Lines containing "here" are to be counted. Report the count alone.

The input
• • •
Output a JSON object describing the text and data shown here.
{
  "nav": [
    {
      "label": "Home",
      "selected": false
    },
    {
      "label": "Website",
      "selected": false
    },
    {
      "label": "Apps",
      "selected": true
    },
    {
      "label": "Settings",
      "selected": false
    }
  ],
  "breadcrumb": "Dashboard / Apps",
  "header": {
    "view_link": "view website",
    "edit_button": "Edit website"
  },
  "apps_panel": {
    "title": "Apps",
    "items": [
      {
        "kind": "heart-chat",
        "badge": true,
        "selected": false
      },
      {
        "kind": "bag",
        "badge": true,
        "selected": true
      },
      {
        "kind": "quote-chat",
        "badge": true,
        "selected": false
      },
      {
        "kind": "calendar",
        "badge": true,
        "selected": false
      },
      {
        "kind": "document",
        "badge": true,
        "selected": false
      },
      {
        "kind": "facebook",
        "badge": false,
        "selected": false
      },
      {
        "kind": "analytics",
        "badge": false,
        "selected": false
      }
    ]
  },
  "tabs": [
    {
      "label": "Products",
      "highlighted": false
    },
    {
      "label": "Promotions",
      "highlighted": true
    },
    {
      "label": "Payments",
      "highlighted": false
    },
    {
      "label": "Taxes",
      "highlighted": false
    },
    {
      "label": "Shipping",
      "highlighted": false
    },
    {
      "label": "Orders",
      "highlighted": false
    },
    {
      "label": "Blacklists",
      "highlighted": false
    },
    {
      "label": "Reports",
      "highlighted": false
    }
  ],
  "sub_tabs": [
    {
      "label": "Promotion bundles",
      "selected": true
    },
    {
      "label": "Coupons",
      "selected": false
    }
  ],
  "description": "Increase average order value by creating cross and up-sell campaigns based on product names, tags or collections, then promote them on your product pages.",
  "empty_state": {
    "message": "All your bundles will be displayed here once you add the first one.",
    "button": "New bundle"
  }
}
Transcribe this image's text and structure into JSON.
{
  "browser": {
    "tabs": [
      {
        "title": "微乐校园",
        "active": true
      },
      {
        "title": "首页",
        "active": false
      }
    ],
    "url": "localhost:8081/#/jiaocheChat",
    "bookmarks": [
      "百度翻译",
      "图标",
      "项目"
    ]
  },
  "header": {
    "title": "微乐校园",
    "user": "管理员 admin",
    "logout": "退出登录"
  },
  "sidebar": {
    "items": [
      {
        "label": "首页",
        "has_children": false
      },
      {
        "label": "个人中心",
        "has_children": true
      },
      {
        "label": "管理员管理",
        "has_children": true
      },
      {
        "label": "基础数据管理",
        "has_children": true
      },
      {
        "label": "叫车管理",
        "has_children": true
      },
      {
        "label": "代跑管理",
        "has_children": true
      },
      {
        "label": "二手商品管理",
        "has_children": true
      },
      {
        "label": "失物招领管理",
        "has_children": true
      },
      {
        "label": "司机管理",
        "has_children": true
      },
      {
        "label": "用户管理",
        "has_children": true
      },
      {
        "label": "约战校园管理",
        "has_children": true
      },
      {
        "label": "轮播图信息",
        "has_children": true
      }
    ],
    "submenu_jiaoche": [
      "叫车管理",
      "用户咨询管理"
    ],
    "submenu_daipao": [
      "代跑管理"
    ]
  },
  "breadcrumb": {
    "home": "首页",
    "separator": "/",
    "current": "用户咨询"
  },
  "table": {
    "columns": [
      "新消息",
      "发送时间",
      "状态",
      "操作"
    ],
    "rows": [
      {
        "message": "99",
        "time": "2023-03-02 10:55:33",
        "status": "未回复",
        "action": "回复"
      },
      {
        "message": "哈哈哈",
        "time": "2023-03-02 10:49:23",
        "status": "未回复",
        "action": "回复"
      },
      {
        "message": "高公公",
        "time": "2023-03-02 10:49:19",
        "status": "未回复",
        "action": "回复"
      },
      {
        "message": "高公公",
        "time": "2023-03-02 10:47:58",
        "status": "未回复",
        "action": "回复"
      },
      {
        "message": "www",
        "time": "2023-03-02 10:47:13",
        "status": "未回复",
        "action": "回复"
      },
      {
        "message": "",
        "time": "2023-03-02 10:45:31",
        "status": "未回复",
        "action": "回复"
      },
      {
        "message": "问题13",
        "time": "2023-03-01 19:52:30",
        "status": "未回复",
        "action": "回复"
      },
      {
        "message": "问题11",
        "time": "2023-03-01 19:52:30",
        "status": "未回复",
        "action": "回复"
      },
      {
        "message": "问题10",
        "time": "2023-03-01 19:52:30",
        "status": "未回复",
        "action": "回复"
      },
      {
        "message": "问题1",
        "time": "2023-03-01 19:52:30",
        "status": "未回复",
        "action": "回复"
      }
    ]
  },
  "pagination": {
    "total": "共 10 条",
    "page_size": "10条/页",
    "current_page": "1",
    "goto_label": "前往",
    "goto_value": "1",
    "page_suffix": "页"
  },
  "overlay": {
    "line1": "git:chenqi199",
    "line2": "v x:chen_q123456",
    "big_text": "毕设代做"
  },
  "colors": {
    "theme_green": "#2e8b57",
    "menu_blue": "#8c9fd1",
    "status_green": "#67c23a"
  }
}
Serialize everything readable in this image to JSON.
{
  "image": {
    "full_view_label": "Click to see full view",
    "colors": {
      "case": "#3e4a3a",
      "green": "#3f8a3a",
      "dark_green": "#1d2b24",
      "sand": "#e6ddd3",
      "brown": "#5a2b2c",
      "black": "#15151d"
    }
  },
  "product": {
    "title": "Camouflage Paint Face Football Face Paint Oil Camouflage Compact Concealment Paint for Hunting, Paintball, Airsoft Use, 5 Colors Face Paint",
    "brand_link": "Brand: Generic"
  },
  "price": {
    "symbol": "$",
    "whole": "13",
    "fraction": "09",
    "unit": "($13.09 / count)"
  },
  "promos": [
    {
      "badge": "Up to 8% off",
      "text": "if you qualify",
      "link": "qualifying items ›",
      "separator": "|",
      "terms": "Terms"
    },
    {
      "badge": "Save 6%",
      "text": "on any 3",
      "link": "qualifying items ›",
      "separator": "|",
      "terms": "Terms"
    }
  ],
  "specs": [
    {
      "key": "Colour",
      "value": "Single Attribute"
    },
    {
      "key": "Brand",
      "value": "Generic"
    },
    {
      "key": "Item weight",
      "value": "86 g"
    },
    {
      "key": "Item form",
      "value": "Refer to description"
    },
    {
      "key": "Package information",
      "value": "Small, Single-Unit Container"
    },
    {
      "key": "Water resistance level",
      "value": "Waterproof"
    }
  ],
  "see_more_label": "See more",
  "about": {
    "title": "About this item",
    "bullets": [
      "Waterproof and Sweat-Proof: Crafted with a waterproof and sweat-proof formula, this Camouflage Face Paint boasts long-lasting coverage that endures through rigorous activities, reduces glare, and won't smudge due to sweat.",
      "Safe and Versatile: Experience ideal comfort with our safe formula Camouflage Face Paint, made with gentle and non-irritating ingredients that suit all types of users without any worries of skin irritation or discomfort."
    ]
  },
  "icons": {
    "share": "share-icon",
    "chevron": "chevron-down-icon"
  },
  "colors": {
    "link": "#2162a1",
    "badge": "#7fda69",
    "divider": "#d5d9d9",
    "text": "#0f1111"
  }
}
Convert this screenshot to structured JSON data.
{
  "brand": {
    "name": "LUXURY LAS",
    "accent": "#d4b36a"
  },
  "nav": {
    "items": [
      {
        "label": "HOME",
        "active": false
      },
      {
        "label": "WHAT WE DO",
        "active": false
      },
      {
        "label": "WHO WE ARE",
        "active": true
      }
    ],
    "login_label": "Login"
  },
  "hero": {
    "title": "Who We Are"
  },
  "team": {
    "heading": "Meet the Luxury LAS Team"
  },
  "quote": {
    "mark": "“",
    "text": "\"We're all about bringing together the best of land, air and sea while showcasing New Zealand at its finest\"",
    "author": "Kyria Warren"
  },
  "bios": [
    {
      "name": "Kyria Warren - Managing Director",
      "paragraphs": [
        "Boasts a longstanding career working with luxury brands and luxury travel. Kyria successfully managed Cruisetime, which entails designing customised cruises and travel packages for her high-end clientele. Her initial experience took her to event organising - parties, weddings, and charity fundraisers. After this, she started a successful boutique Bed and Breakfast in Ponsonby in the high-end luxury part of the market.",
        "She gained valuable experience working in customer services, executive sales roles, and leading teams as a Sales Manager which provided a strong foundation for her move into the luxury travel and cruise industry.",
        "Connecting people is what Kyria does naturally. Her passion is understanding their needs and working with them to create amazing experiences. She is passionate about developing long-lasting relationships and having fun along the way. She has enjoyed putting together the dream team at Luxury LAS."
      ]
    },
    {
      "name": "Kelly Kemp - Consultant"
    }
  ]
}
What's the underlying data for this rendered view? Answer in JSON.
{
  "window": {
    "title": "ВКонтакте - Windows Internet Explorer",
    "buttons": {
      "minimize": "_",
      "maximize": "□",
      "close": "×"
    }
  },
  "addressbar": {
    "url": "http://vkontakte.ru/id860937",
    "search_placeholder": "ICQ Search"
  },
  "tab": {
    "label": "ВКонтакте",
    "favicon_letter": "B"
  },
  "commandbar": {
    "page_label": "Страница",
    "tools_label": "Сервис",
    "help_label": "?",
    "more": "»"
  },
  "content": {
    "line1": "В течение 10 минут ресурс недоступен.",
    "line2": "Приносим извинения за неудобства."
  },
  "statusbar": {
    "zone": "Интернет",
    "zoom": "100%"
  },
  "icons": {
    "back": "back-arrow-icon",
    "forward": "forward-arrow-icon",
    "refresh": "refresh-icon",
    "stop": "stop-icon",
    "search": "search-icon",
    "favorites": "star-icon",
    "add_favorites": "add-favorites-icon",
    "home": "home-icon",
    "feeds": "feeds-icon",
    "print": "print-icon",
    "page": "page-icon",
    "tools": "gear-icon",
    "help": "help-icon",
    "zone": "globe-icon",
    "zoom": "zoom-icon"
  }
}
• • •
Task output
2